• **課題 A**:
断薬とHabboホテルの体験を綴った本文によると、筆者は新しい部屋で『断薬』する決意と引き替えに何を決めましたか。
• **課題 B**:
断薬とHabboホテルの体験を綴った本文を、最後の文の後から書き進めてください。

##### 本文 #####

毒親と鬱と社会不適合者の話⑥(蛹は羽化する)

【蛹は羽化する】

新しい部屋で私は『断薬』する決意と引き替えに『自信を持って引き籠り生活を送る』事を決めました。

偶然のタイミングで、Habboホテルというアバターチャットゲームに激しくハマり、
食べず、寝ず、横にならず、3日間やり続けるほど、夢中になっていました。

食べず、寝ず、横にならず という生活は決して良いモノではない事に違いはないのですが、
当時の私にとっては、とても良い事でした。

なぜなら、それだけHabboホテルに夢中になった結果、薬を飲む事自体を忘れて生きる様になったからです。

薬を飲まなくても1日が無事に過ぎていく事。


Habboホテルというゲームは、アバターで好きなキャラクターを作ります。
『ホテルの中』という設定になっている空間の中に、カフェやラウンジ、ディスコなどの公共の場とプライベートスペース(個人の部屋)があり、会話を楽しむチャットサービスといったゲームでした。


社会から自分の身を隠したこの暗い部屋の中からたくさんの人たちとの会話を、私は薬を飲む事さえも忘れて夢中になって楽しんでいました。

##### データセット #####

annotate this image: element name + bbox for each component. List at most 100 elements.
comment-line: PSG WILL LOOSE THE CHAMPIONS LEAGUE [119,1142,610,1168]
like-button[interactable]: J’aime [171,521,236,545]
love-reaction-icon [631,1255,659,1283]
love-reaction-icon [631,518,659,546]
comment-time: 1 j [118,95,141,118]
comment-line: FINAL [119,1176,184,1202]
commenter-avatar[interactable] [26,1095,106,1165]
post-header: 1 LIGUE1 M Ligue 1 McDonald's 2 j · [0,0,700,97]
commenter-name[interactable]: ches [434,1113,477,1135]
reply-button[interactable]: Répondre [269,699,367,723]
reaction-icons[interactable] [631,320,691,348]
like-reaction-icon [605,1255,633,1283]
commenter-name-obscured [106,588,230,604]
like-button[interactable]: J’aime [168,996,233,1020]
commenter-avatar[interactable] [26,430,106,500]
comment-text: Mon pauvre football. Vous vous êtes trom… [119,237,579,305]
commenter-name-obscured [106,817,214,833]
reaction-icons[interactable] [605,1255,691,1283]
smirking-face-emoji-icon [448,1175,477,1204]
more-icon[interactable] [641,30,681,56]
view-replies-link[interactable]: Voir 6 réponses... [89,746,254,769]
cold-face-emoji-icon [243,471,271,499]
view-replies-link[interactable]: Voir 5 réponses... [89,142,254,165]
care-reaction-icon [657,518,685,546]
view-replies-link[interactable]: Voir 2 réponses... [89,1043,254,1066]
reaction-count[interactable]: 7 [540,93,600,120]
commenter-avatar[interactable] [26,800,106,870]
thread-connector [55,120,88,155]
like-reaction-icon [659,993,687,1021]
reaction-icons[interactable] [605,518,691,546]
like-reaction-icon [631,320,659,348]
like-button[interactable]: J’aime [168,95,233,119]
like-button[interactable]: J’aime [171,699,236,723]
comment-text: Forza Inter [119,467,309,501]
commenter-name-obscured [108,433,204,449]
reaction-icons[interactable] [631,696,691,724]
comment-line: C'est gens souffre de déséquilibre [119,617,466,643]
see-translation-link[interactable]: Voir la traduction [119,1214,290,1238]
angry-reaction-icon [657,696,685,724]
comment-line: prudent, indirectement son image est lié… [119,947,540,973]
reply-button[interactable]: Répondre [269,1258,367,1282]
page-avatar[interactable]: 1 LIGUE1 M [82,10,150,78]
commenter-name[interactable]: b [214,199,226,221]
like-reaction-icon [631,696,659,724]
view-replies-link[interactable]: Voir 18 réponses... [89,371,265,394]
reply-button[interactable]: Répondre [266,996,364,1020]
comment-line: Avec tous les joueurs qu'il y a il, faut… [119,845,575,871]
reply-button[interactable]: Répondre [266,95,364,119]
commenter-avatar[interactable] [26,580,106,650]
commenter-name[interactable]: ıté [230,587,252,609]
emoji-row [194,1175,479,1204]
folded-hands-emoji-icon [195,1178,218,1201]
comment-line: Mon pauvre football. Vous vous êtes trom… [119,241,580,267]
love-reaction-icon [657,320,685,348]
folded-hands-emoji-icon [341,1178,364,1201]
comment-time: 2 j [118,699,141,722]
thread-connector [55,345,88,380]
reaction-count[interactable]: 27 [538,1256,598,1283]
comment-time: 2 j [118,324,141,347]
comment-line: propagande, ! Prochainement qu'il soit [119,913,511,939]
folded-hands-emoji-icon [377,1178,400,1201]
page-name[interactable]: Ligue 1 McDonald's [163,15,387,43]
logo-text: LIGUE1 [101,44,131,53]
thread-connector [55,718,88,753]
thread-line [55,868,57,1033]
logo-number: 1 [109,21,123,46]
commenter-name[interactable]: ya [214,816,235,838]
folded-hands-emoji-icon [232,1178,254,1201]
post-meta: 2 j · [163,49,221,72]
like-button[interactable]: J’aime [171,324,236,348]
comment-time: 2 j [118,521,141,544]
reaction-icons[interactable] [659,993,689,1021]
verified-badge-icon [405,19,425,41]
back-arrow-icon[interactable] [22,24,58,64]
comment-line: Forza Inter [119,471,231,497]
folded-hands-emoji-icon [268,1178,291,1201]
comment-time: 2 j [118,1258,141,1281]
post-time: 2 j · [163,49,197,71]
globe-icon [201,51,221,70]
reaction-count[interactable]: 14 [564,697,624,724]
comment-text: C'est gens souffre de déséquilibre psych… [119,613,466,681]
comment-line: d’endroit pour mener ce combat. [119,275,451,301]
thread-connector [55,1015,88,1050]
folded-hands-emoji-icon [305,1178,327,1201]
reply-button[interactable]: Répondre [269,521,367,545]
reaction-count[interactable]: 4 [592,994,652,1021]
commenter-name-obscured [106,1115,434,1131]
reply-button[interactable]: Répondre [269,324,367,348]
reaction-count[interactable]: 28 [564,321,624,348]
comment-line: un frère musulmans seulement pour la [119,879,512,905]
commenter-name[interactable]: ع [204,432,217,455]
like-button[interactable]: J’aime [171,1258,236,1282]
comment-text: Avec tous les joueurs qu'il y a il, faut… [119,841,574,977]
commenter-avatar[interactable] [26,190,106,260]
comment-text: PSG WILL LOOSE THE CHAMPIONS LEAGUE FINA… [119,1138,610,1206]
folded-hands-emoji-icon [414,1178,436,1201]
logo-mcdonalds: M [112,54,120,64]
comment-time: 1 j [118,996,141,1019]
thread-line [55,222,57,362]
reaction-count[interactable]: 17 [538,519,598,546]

#####

• **解答欄 A**:
『自信を持って引き籠り生活を送る』事を決めました。

• **解答欄 B**:
ラウンジで、どこの誰かわからない人が引き籠り生活の極意みたいなものを伝授されているのを見て、なるほど!と思ってみたり。
蝶々が欲しくて個人が立てているオークションルームで競り合いに参加してみたり。
誰かわからない親切な人に、レアな家具をプレゼントされてみたり。
誰かはよくわからない人に、昔の仕事の上司のおかしな所を聞いてもらってみたり。

『私、本当は人が好きなんだ』

しばらくすると、その事に気付きました。



1年くらい、そのおうちで充実した引き籠り生活を送っていました。

薬を飲まなくても数日が知らない間に過ぎてしまっている事で、薬を飲まなくても大丈夫だという自信が、自然と更なる断薬を促してくれました。


引き籠っていてネットだけをする。
いくらお金を使わない生活だからとは言え、働かなければお金は無くなる一方。

そんな事を心配できるほどまでに回復した私はある日、
「そろそろ外に出ようかな」
と急に思い立ちました。


その頃には完全に断薬も出来ていたし、毎日Habboホテルで遊べるのはいいけど、このままだと生活するお金も尽きるし。
そんな事を少し心配しているうちに「なんならそろそろこの毎日にも飽きてきたなぁ」と。



Habboホテルの中で、人と関わる事の楽しさを思い出した当時の私は、ネットとリアルの境目さえ見失っている状態で、ネットの中こそが自分のリアルになっている状態にまで行っていました。

でも、あの時の私には、それが逆にベストだったのだと思います。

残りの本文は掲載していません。